Records contained in a dataset
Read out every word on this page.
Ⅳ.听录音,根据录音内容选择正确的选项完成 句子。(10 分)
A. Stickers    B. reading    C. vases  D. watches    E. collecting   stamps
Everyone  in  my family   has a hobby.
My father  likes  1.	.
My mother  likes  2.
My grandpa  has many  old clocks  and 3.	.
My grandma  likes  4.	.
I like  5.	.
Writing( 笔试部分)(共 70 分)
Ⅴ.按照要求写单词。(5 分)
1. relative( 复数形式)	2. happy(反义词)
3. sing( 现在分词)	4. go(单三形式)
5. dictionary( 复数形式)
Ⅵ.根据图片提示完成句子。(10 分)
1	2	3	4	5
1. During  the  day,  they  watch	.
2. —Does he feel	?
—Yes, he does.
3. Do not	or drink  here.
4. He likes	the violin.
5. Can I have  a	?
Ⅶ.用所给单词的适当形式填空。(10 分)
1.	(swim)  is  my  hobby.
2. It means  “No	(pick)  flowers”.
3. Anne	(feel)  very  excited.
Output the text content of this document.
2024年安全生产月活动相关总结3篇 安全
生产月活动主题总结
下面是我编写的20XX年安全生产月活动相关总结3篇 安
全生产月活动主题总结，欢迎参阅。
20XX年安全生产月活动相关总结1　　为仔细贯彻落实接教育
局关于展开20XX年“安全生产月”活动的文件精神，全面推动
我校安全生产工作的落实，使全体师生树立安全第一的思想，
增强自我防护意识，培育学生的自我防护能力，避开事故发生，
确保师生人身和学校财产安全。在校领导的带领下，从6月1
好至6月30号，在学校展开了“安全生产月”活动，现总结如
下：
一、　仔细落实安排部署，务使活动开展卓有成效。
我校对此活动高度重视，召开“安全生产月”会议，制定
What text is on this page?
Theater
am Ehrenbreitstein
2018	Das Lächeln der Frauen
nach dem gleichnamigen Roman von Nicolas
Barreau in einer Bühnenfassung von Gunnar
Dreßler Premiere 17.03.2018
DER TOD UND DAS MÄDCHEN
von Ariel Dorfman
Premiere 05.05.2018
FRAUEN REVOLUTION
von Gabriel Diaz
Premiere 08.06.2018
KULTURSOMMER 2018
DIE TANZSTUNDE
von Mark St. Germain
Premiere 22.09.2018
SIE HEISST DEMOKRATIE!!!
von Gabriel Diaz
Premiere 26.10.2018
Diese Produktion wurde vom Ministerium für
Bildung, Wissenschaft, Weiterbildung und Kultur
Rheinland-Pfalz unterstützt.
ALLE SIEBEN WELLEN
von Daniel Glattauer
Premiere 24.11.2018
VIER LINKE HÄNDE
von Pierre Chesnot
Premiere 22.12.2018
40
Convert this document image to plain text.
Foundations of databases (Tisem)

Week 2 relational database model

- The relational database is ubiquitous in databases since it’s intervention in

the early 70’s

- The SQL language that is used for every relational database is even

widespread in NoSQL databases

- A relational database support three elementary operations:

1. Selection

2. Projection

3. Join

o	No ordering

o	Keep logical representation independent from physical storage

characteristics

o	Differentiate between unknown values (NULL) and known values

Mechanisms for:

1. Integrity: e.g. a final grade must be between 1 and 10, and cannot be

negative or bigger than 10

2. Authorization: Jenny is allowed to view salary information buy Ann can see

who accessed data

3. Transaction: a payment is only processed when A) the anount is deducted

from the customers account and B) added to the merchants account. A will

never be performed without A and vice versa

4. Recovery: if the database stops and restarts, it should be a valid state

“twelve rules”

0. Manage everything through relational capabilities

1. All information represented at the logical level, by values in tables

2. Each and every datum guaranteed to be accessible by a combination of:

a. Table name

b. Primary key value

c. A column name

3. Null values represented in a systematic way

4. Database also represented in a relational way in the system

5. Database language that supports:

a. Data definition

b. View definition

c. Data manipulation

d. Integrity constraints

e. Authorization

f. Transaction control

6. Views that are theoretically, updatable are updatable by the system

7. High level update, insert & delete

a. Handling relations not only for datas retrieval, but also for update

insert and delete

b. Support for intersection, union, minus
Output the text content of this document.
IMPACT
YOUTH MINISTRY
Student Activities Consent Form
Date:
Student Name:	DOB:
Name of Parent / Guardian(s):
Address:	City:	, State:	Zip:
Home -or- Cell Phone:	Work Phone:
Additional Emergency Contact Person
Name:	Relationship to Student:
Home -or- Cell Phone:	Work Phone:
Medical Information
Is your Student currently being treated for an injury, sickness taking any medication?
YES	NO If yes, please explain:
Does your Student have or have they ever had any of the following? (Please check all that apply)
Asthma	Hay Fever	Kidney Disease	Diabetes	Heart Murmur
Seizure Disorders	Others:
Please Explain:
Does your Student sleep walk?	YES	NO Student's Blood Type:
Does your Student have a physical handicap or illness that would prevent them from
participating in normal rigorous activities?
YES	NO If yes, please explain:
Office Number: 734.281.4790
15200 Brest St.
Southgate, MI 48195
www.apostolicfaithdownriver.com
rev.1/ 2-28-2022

- _Task statement_:
Return the entries above exactly as they appear.

- _Answer for this exercise_:
Read out every word on this page.
Ⅳ.听录音,根据录音内容选择正确的选项完成 句子。(10 分)
A. Stickers    B. reading    C. vases  D. watches    E. collecting   stamps
Everyone  in  my family   has a hobby.
My father  likes  1.	.
My mother  likes  2.
My grandpa  has many  old clocks  and 3.	.
My grandma  likes  4.	.
I like  5.	.
Writing( 笔试部分)(共 70 分)
Ⅴ.按照要求写单词。(5 分)
1. relative( 复数形式)	2. happy(反义词)
3. sing( 现在分词)	4. go(单三形式)
5. dictionary( 复数形式)
Ⅵ.根据图片提示完成句子。(10 分)
1	2	3	4	5
1. During  the  day,  they  watch	.
2. —Does he feel	?
—Yes, he does.
3. Do not	or drink  here.
4. He likes	the violin.
5. Can I have  a	?
Ⅶ.用所给单词的适当形式填空。(10 分)
1.	(swim)  is  my  hobby.
2. It means  “No	(pick)  flowers”.
3. Anne	(feel)  very  excited.
Output the text content of this document.
2024年安全生产月活动相关总结3篇 安全
生产月活动主题总结
下面是我编写的20XX年安全生产月活动相关总结3篇 安
全生产月活动主题总结，欢迎参阅。
20XX年安全生产月活动相关总结1　　为仔细贯彻落实接教育
局关于展开20XX年“安全生产月”活动的文件精神，全面推动
我校安全生产工作的落实，使全体师生树立安全第一的思想，
增强自我防护意识，培育学生的自我防护能力，避开事故发生，
确保师生人身和学校财产安全。在校领导的带领下，从6月1
好至6月30号，在学校展开了“安全生产月”活动，现总结如
下：
一、　仔细落实安排部署，务使活动开展卓有成效。
我校对此活动高度重视，召开“安全生产月”会议，制定
What text is on this page?
Theater
am Ehrenbreitstein
2018	Das Lächeln der Frauen
nach dem gleichnamigen Roman von Nicolas
Barreau in einer Bühnenfassung von Gunnar
Dreßler Premiere 17.03.2018
DER TOD UND DAS MÄDCHEN
von Ariel Dorfman
Premiere 05.05.2018
FRAUEN REVOLUTION
von Gabriel Diaz
Premiere 08.06.2018
KULTURSOMMER 2018
DIE TANZSTUNDE
von Mark St. Germain
Premiere 22.09.2018
SIE HEISST DEMOKRATIE!!!
von Gabriel Diaz
Premiere 26.10.2018
Diese Produktion wurde vom Ministerium für
Bildung, Wissenschaft, Weiterbildung und Kultur
Rheinland-Pfalz unterstützt.
ALLE SIEBEN WELLEN
von Daniel Glattauer
Premiere 24.11.2018
VIER LINKE HÄNDE
von Pierre Chesnot
Premiere 22.12.2018
40
Convert this document image to plain text.
Foundations of databases (Tisem)

Week 2 relational database model

- The relational database is ubiquitous in databases since it’s intervention in

the early 70’s

- The SQL language that is used for every relational database is even

widespread in NoSQL databases

- A relational database support three elementary operations:

1. Selection

2. Projection

3. Join

o	No ordering

o	Keep logical representation independent from physical storage

characteristics

o	Differentiate between unknown values (NULL) and known values

Mechanisms for:

1. Integrity: e.g. a final grade must be between 1 and 10, and cannot be

negative or bigger than 10

2. Authorization: Jenny is allowed to view salary information buy Ann can see

who accessed data

3. Transaction: a payment is only processed when A) the anount is deducted

from the customers account and B) added to the merchants account. A will

never be performed without A and vice versa

4. Recovery: if the database stops and restarts, it should be a valid state

“twelve rules”

0. Manage everything through relational capabilities

1. All information represented at the logical level, by values in tables

2. Each and every datum guaranteed to be accessible by a combination of:

a. Table name

b. Primary key value

c. A column name

3. Null values represented in a systematic way

4. Database also represented in a relational way in the system

5. Database language that supports:

a. Data definition

b. View definition

c. Data manipulation

d. Integrity constraints

e. Authorization

f. Transaction control

6. Views that are theoretically, updatable are updatable by the system

7. High level update, insert & delete

a. Handling relations not only for datas retrieval, but also for update

insert and delete

b. Support for intersection, union, minus
Output the text content of this document.
IMPACT
YOUTH MINISTRY
Student Activities Consent Form
Date:
Student Name:	DOB:
Name of Parent / Guardian(s):
Address:	City:	, State:	Zip:
Home -or- Cell Phone:	Work Phone:
Additional Emergency Contact Person
Name:	Relationship to Student:
Home -or- Cell Phone:	Work Phone:
Medical Information
Is your Student currently being treated for an injury, sickness taking any medication?
YES	NO If yes, please explain:
Does your Student have or have they ever had any of the following? (Please check all that apply)
Asthma	Hay Fever	Kidney Disease	Diabetes	Heart Murmur
Seizure Disorders	Others:
Please Explain:
Does your Student sleep walk?	YES	NO Student's Blood Type:
Does your Student have a physical handicap or illness that would prevent them from
participating in normal rigorous activities?
YES	NO If yes, please explain:
Office Number: 734.281.4790
15200 Brest St.
Southgate, MI 48195
www.apostolicfaithdownriver.com
rev.1/ 2-28-2022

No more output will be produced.